— What to do —
Select, from the data, each line where "Projected" occurs.

Dataset rows about figures:
◆ ◆ ◆ ◆

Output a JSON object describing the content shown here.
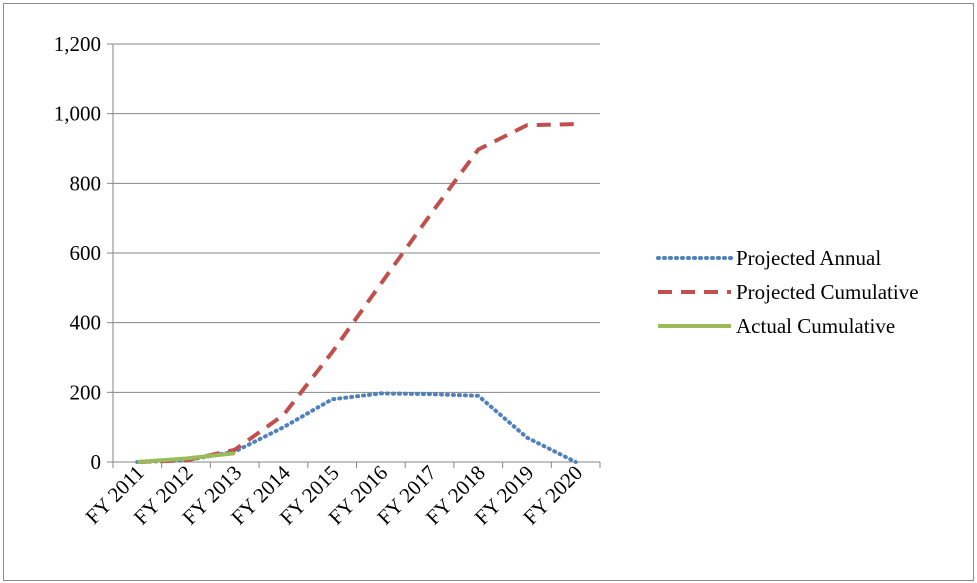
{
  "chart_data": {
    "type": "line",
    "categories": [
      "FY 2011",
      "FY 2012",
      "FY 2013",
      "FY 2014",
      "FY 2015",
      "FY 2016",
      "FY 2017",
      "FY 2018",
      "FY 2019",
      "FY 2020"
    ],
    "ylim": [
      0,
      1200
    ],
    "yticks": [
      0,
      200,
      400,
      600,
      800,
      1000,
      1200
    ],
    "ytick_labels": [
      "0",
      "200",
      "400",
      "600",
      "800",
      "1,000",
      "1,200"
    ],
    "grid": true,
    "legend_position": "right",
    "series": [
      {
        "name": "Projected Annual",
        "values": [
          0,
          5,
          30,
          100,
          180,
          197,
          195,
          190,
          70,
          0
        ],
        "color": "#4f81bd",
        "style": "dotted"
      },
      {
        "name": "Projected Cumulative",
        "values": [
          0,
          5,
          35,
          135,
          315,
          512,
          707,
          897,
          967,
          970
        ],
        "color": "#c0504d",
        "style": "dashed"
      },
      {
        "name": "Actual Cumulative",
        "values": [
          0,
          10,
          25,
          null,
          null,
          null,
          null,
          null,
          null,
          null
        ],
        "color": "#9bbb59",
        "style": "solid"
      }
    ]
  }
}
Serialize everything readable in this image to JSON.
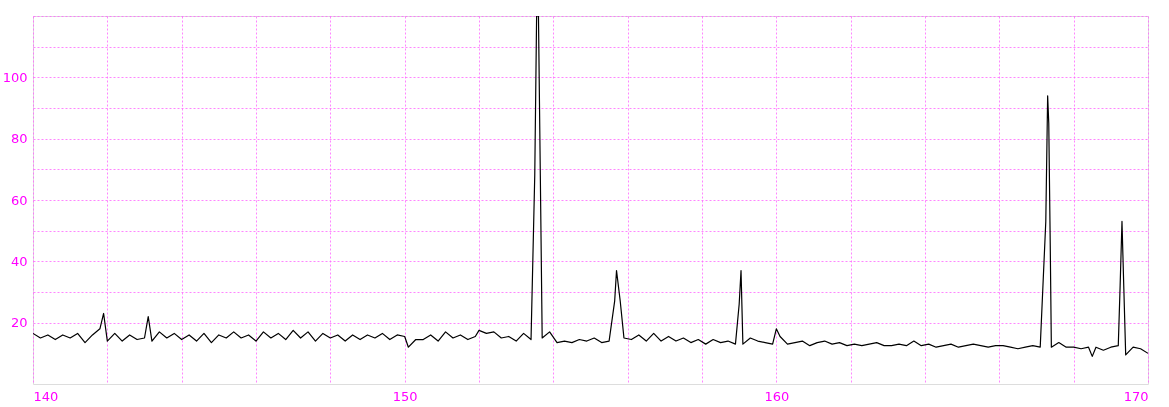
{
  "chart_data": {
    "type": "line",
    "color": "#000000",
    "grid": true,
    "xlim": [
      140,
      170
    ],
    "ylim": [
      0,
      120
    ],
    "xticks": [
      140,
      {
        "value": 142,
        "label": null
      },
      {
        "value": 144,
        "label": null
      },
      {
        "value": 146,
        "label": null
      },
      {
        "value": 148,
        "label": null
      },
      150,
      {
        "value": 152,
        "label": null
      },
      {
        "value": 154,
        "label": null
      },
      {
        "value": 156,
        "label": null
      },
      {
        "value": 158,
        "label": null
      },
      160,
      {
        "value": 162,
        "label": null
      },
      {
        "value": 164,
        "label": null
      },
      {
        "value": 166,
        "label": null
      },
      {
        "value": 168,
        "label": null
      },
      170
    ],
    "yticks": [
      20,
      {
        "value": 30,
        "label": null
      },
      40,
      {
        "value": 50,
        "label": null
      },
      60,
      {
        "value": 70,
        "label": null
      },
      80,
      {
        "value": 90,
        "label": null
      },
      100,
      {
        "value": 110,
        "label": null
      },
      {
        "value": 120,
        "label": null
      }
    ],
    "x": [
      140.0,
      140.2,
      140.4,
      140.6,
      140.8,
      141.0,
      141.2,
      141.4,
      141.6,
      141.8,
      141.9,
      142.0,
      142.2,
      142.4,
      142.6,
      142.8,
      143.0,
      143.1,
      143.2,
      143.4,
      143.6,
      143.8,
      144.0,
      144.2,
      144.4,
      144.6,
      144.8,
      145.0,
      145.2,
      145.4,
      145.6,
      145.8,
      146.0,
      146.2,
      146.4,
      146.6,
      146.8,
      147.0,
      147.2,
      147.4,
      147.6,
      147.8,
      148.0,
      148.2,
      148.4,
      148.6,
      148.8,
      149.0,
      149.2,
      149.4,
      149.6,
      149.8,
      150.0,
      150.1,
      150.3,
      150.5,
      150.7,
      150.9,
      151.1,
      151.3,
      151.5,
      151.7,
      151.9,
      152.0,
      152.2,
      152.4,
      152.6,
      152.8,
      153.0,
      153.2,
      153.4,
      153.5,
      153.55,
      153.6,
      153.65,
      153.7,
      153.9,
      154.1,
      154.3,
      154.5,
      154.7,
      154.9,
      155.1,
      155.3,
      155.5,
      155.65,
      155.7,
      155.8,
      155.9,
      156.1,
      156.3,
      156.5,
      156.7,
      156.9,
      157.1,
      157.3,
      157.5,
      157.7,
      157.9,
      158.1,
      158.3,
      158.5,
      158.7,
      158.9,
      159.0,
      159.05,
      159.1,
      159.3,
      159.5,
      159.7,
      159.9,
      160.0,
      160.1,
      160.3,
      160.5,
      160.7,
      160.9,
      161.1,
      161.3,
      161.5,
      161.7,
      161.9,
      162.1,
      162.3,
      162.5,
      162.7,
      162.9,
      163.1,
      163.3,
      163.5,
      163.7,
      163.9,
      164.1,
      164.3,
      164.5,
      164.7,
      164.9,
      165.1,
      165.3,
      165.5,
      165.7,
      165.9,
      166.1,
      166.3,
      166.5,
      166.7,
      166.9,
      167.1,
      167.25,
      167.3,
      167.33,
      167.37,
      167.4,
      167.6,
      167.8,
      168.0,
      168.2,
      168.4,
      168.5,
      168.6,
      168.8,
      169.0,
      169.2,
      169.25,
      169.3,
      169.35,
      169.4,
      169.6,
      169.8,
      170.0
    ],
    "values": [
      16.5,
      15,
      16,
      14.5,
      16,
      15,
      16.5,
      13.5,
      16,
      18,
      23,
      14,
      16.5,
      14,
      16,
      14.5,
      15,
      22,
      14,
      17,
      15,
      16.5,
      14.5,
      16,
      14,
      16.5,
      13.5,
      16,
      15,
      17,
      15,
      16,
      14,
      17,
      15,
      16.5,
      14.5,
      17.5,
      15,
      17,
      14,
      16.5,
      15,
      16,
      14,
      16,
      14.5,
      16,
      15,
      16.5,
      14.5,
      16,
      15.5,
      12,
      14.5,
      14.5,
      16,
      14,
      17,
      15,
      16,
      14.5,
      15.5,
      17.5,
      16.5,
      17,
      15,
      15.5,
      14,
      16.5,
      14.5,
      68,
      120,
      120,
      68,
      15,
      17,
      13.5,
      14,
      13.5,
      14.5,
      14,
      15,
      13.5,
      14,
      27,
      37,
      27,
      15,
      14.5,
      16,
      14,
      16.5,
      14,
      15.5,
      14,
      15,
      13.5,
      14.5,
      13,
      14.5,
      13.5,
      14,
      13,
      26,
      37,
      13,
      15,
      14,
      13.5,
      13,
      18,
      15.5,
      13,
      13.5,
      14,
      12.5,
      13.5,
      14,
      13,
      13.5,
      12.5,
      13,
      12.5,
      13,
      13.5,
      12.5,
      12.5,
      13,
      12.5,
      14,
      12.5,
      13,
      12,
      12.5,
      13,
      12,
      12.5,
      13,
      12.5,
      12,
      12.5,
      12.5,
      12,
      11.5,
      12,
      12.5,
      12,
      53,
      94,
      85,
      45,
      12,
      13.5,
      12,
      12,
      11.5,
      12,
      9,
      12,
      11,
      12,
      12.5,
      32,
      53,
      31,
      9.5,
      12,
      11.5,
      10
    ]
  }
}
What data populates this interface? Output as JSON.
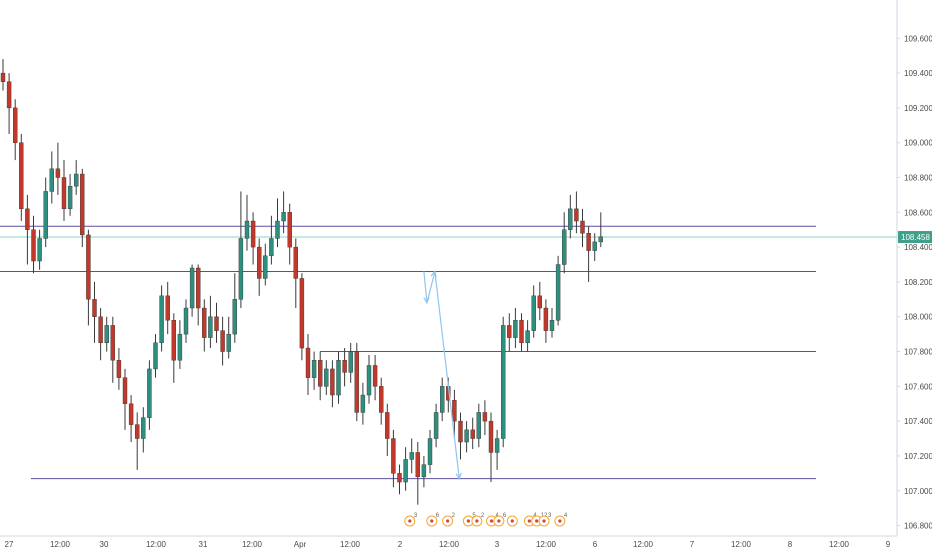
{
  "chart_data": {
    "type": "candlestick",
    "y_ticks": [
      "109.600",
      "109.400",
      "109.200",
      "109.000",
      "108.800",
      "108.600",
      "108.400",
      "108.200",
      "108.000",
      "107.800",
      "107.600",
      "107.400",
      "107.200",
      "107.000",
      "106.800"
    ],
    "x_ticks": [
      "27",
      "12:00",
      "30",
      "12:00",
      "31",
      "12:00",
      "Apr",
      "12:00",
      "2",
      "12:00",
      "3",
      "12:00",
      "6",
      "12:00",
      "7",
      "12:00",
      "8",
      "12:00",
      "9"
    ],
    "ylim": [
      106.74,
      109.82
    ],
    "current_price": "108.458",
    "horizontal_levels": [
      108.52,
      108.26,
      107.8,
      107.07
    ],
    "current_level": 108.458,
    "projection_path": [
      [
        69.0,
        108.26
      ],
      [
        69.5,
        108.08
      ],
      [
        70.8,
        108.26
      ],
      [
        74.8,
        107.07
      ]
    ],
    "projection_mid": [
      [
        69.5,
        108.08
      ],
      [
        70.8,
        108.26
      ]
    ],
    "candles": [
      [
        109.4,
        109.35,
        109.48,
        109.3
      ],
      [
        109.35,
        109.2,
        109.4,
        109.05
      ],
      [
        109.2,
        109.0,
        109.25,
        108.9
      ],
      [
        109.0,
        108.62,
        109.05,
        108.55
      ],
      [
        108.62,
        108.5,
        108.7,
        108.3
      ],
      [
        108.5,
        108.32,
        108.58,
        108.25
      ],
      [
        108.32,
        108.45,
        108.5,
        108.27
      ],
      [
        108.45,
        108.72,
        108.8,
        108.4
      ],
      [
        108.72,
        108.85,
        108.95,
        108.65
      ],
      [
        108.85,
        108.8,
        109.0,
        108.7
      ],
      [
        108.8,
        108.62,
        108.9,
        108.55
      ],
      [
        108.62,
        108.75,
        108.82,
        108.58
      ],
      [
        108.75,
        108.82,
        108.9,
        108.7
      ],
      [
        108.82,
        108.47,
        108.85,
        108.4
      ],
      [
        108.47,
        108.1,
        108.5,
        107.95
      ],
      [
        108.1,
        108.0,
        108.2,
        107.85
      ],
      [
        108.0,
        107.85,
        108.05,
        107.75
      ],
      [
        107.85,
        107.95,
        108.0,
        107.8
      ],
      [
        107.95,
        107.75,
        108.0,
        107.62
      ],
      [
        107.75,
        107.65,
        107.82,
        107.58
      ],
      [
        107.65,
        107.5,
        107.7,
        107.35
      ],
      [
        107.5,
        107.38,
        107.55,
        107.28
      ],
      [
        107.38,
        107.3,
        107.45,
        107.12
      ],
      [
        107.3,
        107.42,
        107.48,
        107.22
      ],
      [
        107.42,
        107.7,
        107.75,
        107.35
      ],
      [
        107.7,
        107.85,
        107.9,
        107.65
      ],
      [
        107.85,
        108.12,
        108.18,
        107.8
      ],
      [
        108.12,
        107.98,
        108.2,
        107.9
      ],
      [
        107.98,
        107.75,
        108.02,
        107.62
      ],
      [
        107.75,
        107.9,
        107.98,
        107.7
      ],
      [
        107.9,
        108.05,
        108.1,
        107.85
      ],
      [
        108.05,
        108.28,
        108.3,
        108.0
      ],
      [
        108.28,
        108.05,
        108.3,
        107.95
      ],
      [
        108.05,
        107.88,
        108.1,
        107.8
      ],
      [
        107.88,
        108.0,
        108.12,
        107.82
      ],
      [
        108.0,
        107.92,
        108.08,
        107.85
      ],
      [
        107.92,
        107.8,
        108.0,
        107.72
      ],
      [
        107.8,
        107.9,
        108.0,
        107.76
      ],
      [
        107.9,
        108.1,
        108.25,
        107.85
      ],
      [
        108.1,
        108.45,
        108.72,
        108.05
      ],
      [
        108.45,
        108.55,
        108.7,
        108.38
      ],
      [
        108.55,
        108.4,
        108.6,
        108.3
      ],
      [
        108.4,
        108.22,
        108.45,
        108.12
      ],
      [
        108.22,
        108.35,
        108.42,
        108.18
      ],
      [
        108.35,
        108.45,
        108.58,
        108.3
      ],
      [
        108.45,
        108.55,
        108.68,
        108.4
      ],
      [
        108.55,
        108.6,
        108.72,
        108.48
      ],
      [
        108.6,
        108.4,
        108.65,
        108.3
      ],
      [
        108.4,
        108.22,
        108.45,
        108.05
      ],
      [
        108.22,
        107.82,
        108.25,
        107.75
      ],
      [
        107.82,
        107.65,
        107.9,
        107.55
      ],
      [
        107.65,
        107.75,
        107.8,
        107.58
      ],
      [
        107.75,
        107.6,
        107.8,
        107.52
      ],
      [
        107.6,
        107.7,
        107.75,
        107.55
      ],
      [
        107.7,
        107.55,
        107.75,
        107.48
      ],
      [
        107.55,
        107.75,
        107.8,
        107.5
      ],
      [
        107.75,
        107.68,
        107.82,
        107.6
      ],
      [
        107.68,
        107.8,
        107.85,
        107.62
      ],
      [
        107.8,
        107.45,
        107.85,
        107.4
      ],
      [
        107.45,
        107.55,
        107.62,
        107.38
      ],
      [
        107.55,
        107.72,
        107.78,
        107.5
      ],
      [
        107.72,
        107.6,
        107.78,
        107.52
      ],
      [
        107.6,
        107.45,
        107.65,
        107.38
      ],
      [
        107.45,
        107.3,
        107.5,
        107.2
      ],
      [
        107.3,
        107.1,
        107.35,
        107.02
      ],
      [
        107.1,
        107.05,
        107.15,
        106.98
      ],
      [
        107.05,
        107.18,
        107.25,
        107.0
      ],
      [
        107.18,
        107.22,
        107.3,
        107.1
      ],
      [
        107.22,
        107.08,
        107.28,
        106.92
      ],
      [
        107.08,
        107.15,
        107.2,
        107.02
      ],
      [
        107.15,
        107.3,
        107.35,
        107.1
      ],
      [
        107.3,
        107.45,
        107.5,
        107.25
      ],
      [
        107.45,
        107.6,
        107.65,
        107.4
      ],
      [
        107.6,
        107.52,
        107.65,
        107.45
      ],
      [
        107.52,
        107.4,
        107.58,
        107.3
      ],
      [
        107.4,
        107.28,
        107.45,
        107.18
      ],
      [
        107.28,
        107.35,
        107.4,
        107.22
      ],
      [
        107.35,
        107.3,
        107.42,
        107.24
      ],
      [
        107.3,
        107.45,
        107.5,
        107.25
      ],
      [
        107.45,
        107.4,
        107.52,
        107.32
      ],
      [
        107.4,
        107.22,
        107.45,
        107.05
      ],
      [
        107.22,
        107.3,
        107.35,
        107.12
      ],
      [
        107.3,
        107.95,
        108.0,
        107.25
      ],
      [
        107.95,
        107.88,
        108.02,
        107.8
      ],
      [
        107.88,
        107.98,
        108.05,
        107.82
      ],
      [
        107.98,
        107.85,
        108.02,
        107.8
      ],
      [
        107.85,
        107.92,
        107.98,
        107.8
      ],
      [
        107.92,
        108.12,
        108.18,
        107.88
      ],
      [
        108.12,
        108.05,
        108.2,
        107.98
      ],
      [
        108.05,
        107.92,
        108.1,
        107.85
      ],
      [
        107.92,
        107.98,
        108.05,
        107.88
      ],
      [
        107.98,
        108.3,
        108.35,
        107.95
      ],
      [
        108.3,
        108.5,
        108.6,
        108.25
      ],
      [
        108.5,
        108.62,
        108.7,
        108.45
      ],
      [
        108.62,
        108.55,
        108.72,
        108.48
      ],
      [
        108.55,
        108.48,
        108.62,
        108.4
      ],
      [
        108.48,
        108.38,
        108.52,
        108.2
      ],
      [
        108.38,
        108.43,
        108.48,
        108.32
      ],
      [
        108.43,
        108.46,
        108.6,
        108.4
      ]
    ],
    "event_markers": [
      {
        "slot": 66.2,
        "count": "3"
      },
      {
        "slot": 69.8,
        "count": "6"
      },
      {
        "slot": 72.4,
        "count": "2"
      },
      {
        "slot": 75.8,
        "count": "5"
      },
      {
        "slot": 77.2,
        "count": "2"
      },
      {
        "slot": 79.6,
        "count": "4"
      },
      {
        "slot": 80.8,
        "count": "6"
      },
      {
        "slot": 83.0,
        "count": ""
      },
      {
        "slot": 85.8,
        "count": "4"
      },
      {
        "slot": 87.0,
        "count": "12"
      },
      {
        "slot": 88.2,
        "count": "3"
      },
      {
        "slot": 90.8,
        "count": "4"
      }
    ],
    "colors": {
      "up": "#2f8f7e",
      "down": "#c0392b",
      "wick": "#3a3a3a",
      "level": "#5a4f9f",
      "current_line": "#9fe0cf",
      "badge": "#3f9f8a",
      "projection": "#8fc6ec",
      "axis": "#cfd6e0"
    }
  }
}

◆ ◆ ◆ ◆

— Full response —
        "name": "Projected Annual",
        "name": "Projected Cumulative",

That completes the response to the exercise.